_Extrait de page_
Le conseil d’administration de la Coopérative a été élu le 9 décembre 2019.
Le conseil d’administration de la Coopérative a été élu le 9 décembre 2019.

Une année «rock and roll» à La Tribune

Tommy Brochu
Tommy Brochu
La Tribune
Il y a un an jour pour jour, la Coopérative de solidarité La Tribune voyait le jour. Le 9 décembre 2019 avait lieu l’assemblée générale de fondation. En plus d’avoir composé avec la pandémie, les artisans du quotidien ont fermé leurs presses, ont déménagé rue King Ouest, ont effectué leur virage numérique et mis en place l’abonnement virtuel, ont embauché un nouveau directeur général et un nouveau chroniqueur. Tout ça dans les 365 derniers jours. Et elle en sort plus forte.

Le 23 décembre de la même année, les coopératives de, La Tribune, du Droit, du Soleil, de La Voix de l’Est, du Quotidien et du Nouvelliste, obtenaient l’aval de la Cour supérieure pour reprendre la possession de leur média respectif. 

Ce fut une grosse année pour le président du conseil d’administration de la coopérative et ancien maire de Sherbrooke, Jean Perrault. « Ç’a été assez compliqué! raconte-t-il. [...] Ç’a été très mouvementé. »

« Ce qu’il est intéressant de constater, c’est l’appréciation de la population dans les gestes qui sont posés. Dernièrement, la section Ma Région dans l’application numérique a été très bien accueillie par les lecteurs », constate l’ancien maire, qualifiant l’année de « rock and roll ».

L’ensemble du conseil d’administration a appris à connaître le rouage administratif. « Il y a eu une assemblée générale, un lac-à-l’épaule... Bref, il y a eu du pain sur la planche! » témoigne celui qui ne pensait pas que son travail bénévole à titre de président du CA allait être compliqué par une pandémie.

Virage numérique en accéléré

Trésorière pour la coopérative et journaliste, Mélanie Noël rappelle que les mois de janvier et février étaient prometteurs pour la suite des choses. « Notre plan de relance nous permettait d’atteindre la rentabilité à la troisième année. On était au-dessus de nos prévisions. Quand la pandémie est arrivée, c’était un choc, comme pour tout le monde. On a perdu 80 % de nos annonceurs en peu de temps, donc on a dû réagir rapidement, comme plusieurs », se souvient celle qui est impliquée dans la relance du journal depuis l’annonce de la chute du Groupe Capitales Médias.

_Informations fournies_
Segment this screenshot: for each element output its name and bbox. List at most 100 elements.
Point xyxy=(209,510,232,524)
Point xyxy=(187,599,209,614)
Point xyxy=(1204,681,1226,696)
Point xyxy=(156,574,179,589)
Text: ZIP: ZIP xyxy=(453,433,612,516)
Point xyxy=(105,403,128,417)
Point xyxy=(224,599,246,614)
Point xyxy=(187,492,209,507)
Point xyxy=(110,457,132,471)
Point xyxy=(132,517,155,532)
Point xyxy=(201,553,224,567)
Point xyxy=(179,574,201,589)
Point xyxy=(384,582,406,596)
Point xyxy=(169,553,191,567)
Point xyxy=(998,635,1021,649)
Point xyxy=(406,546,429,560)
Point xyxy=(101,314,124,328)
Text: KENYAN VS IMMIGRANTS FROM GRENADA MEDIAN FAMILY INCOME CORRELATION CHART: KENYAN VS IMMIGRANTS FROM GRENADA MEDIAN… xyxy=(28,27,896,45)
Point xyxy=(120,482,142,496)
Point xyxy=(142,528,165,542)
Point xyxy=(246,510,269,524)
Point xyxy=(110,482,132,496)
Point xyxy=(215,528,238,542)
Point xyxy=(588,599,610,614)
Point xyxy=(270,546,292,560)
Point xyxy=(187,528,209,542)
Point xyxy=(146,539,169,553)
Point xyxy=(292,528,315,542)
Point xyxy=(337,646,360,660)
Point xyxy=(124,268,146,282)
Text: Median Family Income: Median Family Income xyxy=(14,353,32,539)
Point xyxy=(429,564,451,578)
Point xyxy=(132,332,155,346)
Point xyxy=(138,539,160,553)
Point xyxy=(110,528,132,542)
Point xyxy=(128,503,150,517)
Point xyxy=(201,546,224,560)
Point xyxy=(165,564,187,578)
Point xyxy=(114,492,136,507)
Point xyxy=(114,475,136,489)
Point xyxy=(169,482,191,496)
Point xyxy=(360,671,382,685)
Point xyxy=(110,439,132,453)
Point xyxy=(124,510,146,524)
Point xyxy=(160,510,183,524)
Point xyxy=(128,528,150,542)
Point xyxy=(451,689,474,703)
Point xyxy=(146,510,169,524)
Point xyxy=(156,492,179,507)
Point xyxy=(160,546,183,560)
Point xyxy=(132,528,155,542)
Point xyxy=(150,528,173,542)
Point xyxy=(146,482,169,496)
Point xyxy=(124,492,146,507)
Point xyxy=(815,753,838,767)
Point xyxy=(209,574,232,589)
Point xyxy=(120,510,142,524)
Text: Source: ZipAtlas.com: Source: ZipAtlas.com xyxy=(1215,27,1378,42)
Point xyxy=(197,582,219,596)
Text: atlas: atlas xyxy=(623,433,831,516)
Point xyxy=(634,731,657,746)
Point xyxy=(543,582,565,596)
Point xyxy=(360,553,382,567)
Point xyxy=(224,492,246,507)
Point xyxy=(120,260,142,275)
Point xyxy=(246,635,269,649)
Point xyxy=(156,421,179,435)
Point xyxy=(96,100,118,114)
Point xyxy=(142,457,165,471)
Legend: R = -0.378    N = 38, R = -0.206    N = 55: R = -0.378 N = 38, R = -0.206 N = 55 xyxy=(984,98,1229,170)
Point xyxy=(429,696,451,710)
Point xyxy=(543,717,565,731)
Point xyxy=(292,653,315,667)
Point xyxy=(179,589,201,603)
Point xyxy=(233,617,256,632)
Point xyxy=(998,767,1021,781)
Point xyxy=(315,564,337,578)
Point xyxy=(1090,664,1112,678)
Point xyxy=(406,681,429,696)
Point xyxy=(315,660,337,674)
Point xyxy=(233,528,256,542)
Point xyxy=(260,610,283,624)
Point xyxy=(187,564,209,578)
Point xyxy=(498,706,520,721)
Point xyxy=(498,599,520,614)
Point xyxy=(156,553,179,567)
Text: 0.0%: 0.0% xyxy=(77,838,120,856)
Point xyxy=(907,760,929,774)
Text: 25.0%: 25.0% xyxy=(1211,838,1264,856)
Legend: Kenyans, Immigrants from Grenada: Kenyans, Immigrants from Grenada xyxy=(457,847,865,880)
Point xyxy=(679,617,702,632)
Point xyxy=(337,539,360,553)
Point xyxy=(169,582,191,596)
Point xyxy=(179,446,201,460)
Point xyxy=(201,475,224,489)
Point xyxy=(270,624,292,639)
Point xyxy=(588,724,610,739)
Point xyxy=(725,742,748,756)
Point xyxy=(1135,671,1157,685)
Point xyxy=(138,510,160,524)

_Travail à réaliser_
Dans l'article sur la coopérative La Tribune, expliquez pourquoi, selon Mélanie Noël, il a fallu « réagir rapidement ». Répondez en une à trois phrases, s'il vous plaît.

_Réponse au problème_
Selon Mélanie Noël, la coopérative a dû réagir rapidement parce qu'elle a perdu 80 % de ses annonceurs en peu de temps à l'arrivée de la pandémie.